__Information given__:

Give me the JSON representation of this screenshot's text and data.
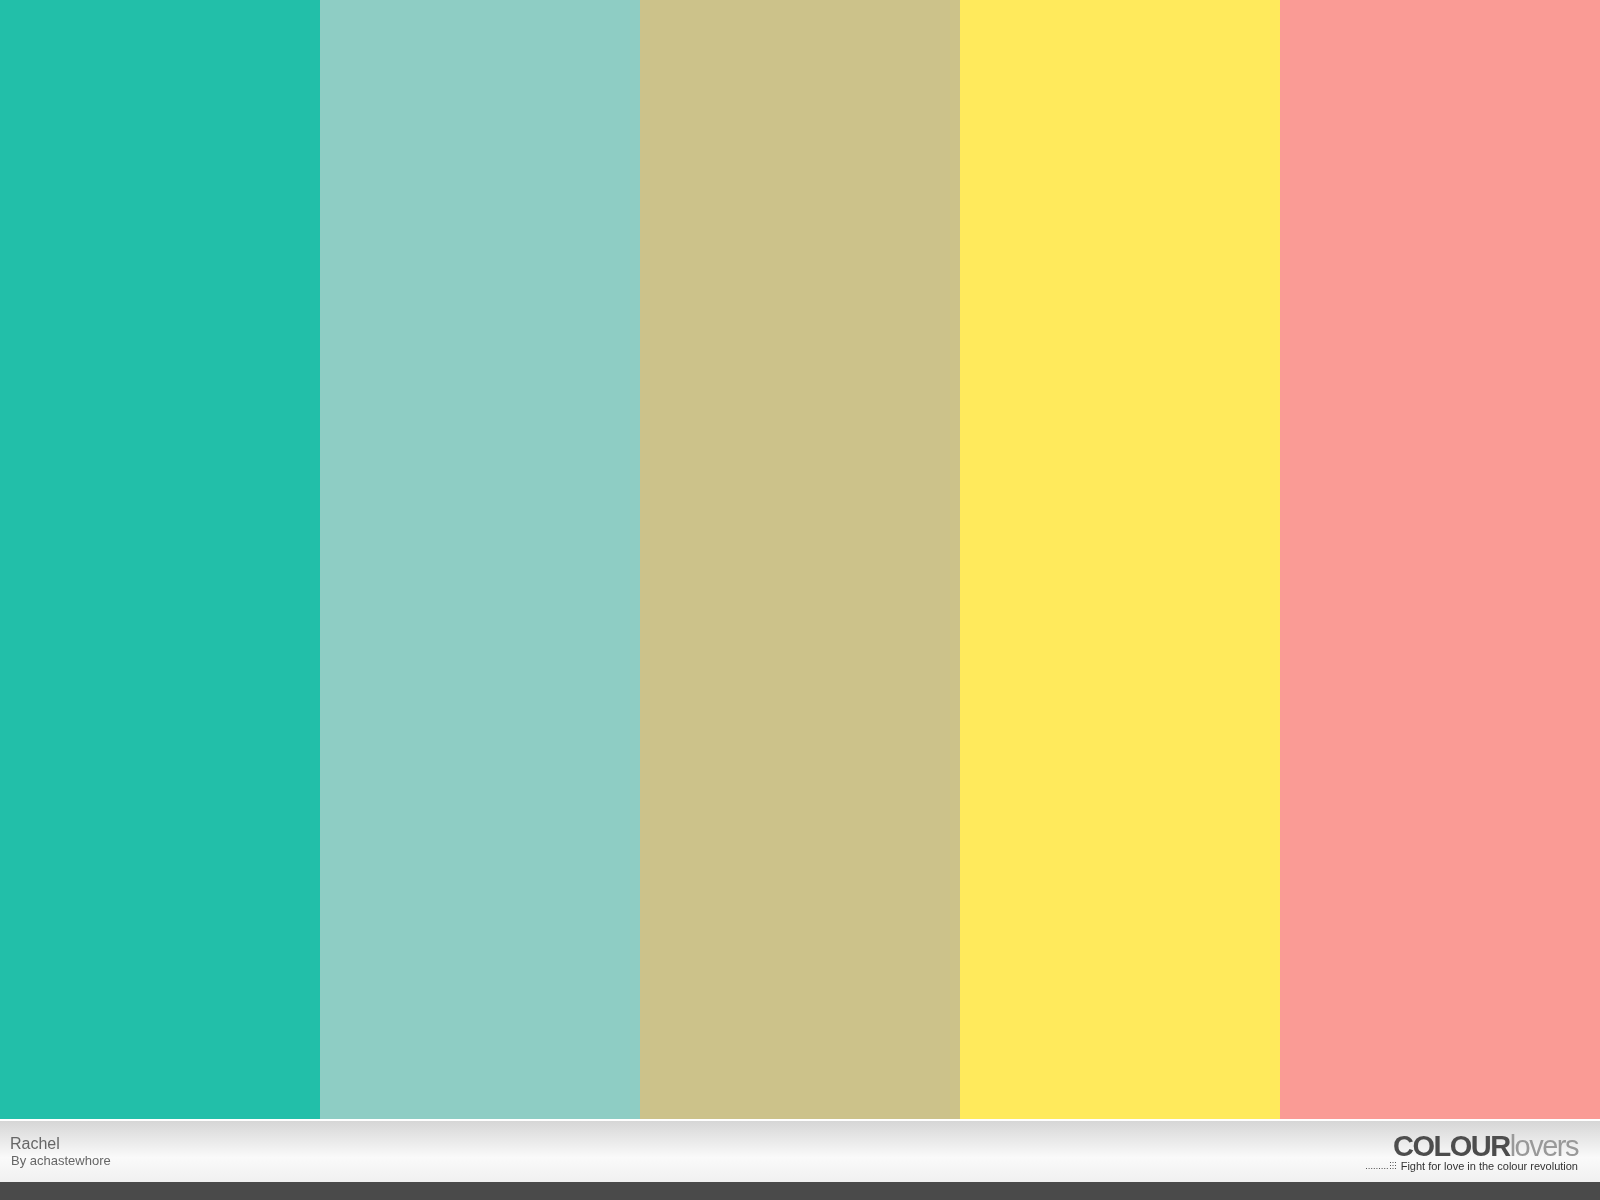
{
  "swatches": [
    {
      "color": "#22bfa9"
    },
    {
      "color": "#8ecdc4"
    },
    {
      "color": "#ccc28a"
    },
    {
      "color": "#ffea5c"
    },
    {
      "color": "#fa9b95"
    }
  ],
  "footer": {
    "title": "Rachel",
    "author": "By achastewhore",
    "logo": "**COLOUR**lovers",
    "tagline": "Fight for love in the colour revolution"
  }
}
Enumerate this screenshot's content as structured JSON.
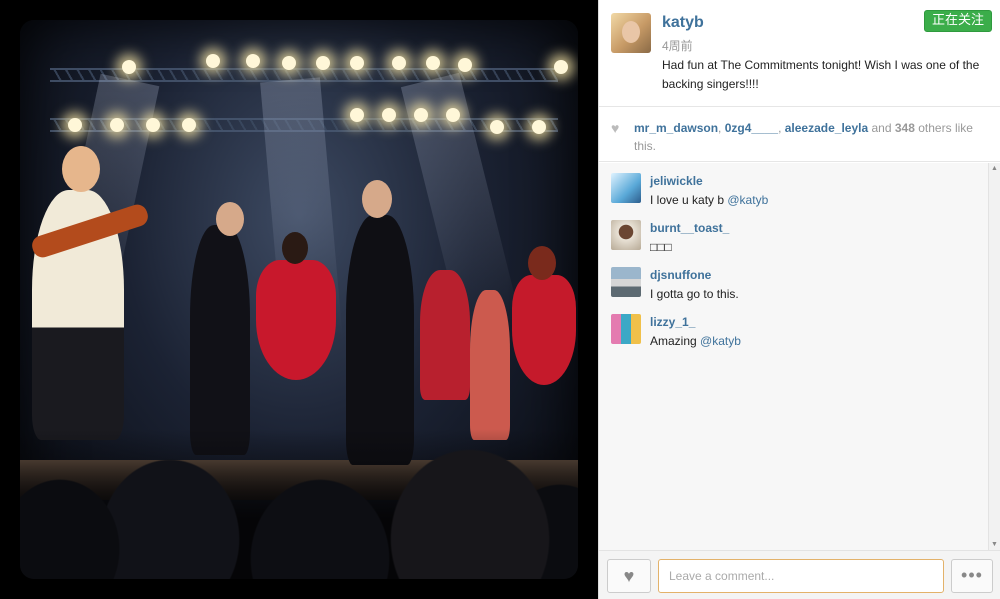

__Work required__:
A faithful copy of the records above is needed, with the pictures left out.

__Completed exercise__:
Give me the JSON representation of this screenshot's text and data.
{
  "swatches": [
    {
      "color": "#22bfa9"
    },
    {
      "color": "#8ecdc4"
    },
    {
      "color": "#ccc28a"
    },
    {
      "color": "#ffea5c"
    },
    {
      "color": "#fa9b95"
    }
  ],
  "footer": {
    "title": "Rachel",
    "author": "By achastewhore",
    "logo": "**COLOUR**lovers",
    "tagline": "Fight for love in the colour revolution"
  }
}
Enumerate this screenshot's content as structured JSON.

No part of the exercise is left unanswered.